*Records to use*
*****
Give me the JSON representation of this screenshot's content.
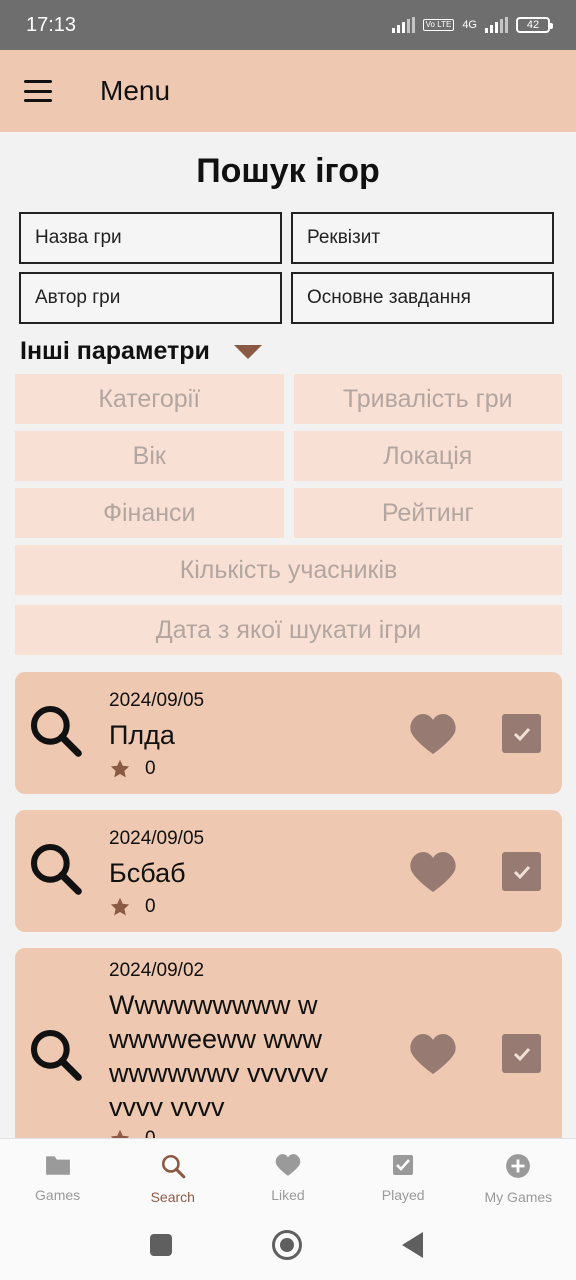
{
  "status_bar": {
    "time": "17:13",
    "network": "4G",
    "volte": "Vo LTE",
    "battery": "42"
  },
  "app_bar": {
    "title": "Menu"
  },
  "page": {
    "title": "Пошук ігор",
    "fields": [
      "Назва гри",
      "Реквізит",
      "Автор гри",
      "Основне завдання"
    ],
    "other_params_label": "Інші параметри",
    "filters": {
      "categories": "Категорії",
      "duration": "Тривалість гри",
      "age": "Вік",
      "location": "Локація",
      "finances": "Фінанси",
      "rating": "Рейтинг",
      "participants": "Кількість учасників",
      "date_from": "Дата з якої шукати ігри"
    }
  },
  "results": [
    {
      "date": "2024/09/05",
      "title": "Плда",
      "rating": "0"
    },
    {
      "date": "2024/09/05",
      "title": "Бсбаб",
      "rating": "0"
    },
    {
      "date": "2024/09/02",
      "title": "Wwwwwwwww wwwwweeww wwwwwwwwwv vvvvvvvvvv vvvv",
      "rating": "0"
    }
  ],
  "bottom_nav": [
    {
      "label": "Games",
      "icon": "folder-icon"
    },
    {
      "label": "Search",
      "icon": "search-icon",
      "active": true
    },
    {
      "label": "Liked",
      "icon": "heart-icon"
    },
    {
      "label": "Played",
      "icon": "checkbox-icon"
    },
    {
      "label": "My Games",
      "icon": "add-circle-icon"
    }
  ],
  "colors": {
    "accent": "#8a5a44",
    "app_bar": "#eec8b0",
    "card": "#eec8b0",
    "filter_bg": "#f9e0d4"
  }
}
*****
*What you will do*
Leave out the pictures and copy everything else in the records word for word.

*Task response*
Give me the JSON representation of this screenshot's content.
{
  "status_bar": {
    "time": "17:13",
    "network": "4G",
    "volte": "Vo LTE",
    "battery": "42"
  },
  "app_bar": {
    "title": "Menu"
  },
  "page": {
    "title": "Пошук ігор",
    "fields": [
      "Назва гри",
      "Реквізит",
      "Автор гри",
      "Основне завдання"
    ],
    "other_params_label": "Інші параметри",
    "filters": {
      "categories": "Категорії",
      "duration": "Тривалість гри",
      "age": "Вік",
      "location": "Локація",
      "finances": "Фінанси",
      "rating": "Рейтинг",
      "participants": "Кількість учасників",
      "date_from": "Дата з якої шукати ігри"
    }
  },
  "results": [
    {
      "date": "2024/09/05",
      "title": "Плда",
      "rating": "0"
    },
    {
      "date": "2024/09/05",
      "title": "Бсбаб",
      "rating": "0"
    },
    {
      "date": "2024/09/02",
      "title": "Wwwwwwwww wwwwweeww wwwwwwwwwv vvvvvvvvvv vvvv",
      "rating": "0"
    }
  ],
  "bottom_nav": [
    {
      "label": "Games",
      "icon": "folder-icon"
    },
    {
      "label": "Search",
      "icon": "search-icon",
      "active": true
    },
    {
      "label": "Liked",
      "icon": "heart-icon"
    },
    {
      "label": "Played",
      "icon": "checkbox-icon"
    },
    {
      "label": "My Games",
      "icon": "add-circle-icon"
    }
  ],
  "colors": {
    "accent": "#8a5a44",
    "app_bar": "#eec8b0",
    "card": "#eec8b0",
    "filter_bg": "#f9e0d4"
  }
}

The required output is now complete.